Build a document-term matrix from a list of documents, each of which is in list form

3k Views Asked by At

I wonder if there exists an elegant way to convert a list of documents to a document-term matrix. The motivation to do this is the need of subtle transformation on the terms from documents, i.e., stemming. the input data is like

[['tom','want','apple'],['tom','love','pear']]

output data should be a matrix or whatever data type that can be easily converted to a numpy.array. Just like:

[[1,1,1,0,0],[1,0,0,1,1]]

What I have now is join every element in the outer list and then use CountVectorizer in sklearn.feature_extraction.text. But it is inefficient to do that for a large corpus.

Any suggestions? Thank you.

1

There are 1 best solutions below

0
On BEST ANSWER

Use MultiLabelBinarizer.

from sklearn.preprocessing import MultiLabelBinarizer
mlb = MultiLabelBinarizer()
data = [['tom','want','apple'],['tom','love','pear']]
mlb.fit_transform(data)

Return

array([1, 0, 0, 1, 1],
      [0, 1, 1, 1, 0])

Note: the documents are sorted in alphabetical order.

mlb.classes_
>>> array(['apple', 'love', 'pear', 'tom', 'want'])

◆ Source material
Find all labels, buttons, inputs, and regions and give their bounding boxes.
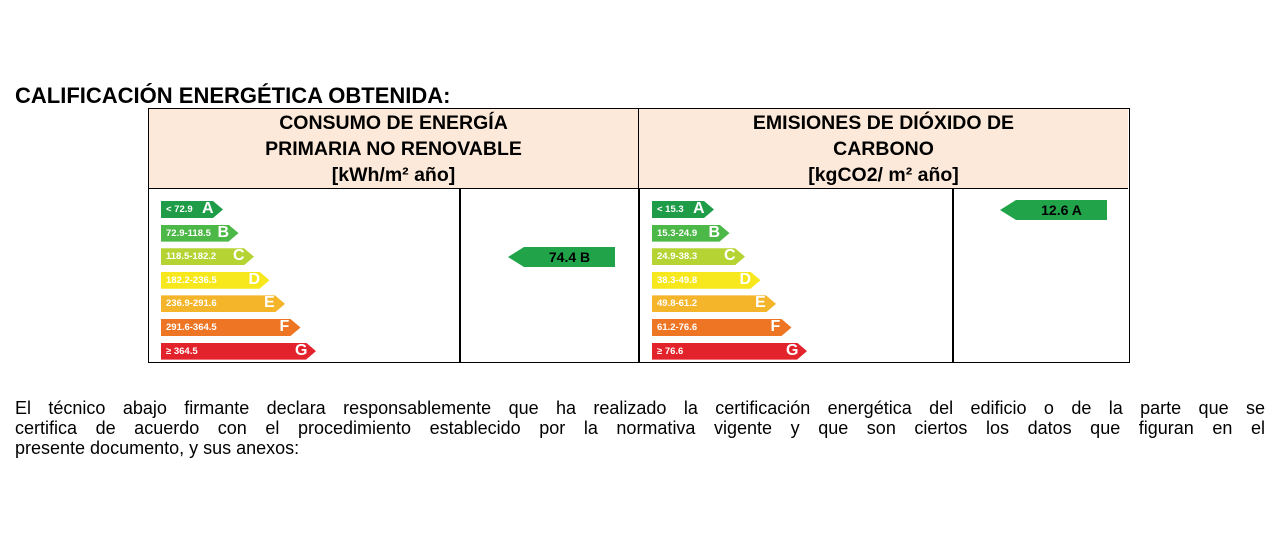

◆ Task goal
In the document-term matrix thread, what approach does the asker currently use?

◆ Full answer
The asker joins every element in the outer list and then uses CountVectorizer from sklearn.feature_extraction.text.